Extract provided Start Marker

What Makes a Good War Room?

If you could design your own war room for a software team, what would be in it? I’m talking about the kind of stuff that a company can provide, not the soft stuff like candy, etc. Here are my choices:

A shared, isolated space

Teams need a shared space to work, but they need to be isolated from everything else. All folks involved with the project need to be welcome in the war room, but no one not on the project should be in there. The buzz of relevant conversations is a good thing — the noise of irrelevant conversations is distracting.

Pairing Stations

Whether you pair program or not, you need tables that will allow you to pair when needed. This means desks that are wide enough for two people to comfortably sit side-by-side. This explicitly does not mean those horrible corner tables that fit into cubes. Those need to be banned.

I prefer the tables to be arranged such that you can see the other people on your team, rather than all sitting in a row. I think that keeps the overhead of spontaneous conversations as low as possible.

White boards

A team should have a white board that all members can gather around. You shouldn’t have to reach over anything to use this white board. It should also be large enough for a good conversations. And it should be erased often.

Extract provided End Marker
Extracted entries Start Marker

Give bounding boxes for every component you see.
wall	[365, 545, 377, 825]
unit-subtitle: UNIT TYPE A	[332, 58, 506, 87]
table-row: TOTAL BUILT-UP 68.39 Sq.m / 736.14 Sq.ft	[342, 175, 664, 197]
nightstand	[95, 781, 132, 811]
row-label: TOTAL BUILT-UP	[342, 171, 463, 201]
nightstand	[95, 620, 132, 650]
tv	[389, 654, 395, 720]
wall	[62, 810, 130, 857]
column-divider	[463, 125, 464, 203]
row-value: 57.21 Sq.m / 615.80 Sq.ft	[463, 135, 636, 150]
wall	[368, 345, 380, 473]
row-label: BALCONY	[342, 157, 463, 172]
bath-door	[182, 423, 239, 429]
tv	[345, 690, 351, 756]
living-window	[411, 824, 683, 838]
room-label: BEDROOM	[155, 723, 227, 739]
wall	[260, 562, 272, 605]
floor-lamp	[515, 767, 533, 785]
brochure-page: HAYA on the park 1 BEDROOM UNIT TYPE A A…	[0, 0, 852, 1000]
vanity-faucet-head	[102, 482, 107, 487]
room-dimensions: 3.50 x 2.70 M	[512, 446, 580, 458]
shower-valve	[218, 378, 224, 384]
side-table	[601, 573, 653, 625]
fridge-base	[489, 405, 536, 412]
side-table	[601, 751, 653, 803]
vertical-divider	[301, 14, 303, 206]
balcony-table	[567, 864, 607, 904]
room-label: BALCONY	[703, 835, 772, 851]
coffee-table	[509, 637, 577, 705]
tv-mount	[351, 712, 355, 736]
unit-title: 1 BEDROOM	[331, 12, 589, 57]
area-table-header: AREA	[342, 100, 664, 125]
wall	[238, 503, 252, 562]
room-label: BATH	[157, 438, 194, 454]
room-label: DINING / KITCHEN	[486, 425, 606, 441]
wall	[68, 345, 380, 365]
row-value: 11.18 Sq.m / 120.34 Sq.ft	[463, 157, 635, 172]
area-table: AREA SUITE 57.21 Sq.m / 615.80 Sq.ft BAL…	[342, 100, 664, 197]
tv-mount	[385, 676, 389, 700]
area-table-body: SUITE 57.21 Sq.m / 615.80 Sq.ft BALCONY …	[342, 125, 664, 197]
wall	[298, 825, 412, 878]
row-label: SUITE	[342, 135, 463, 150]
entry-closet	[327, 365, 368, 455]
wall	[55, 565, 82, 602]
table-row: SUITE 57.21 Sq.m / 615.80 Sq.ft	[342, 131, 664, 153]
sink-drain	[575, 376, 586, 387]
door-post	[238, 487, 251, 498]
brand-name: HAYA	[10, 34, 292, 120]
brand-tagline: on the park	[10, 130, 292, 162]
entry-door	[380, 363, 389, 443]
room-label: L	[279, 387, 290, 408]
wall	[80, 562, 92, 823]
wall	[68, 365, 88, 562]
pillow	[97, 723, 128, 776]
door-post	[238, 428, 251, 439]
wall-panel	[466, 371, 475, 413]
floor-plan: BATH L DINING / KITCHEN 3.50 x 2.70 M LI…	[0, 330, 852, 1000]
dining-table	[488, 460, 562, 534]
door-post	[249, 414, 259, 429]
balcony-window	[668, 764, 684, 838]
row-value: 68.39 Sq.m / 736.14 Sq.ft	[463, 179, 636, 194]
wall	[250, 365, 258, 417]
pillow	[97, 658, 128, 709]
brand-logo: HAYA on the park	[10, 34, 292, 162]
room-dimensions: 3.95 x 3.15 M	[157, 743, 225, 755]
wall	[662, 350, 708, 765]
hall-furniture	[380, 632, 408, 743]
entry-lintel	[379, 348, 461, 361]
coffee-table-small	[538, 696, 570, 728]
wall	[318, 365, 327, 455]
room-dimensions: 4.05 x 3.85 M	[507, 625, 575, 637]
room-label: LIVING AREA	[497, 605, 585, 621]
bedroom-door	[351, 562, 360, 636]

Extracted entries End Marker

In the text on war rooms, rewrite the paragraph beginning "Whether you pair program or not" as a brief list that keeps its main facts.

- Tables should allow pairing when needed, whether or not the team pair programs.
- Desks must be wide enough for two people to sit comfortably side by side.
- Corner tables that fit into cubes are explicitly excluded and should be banned.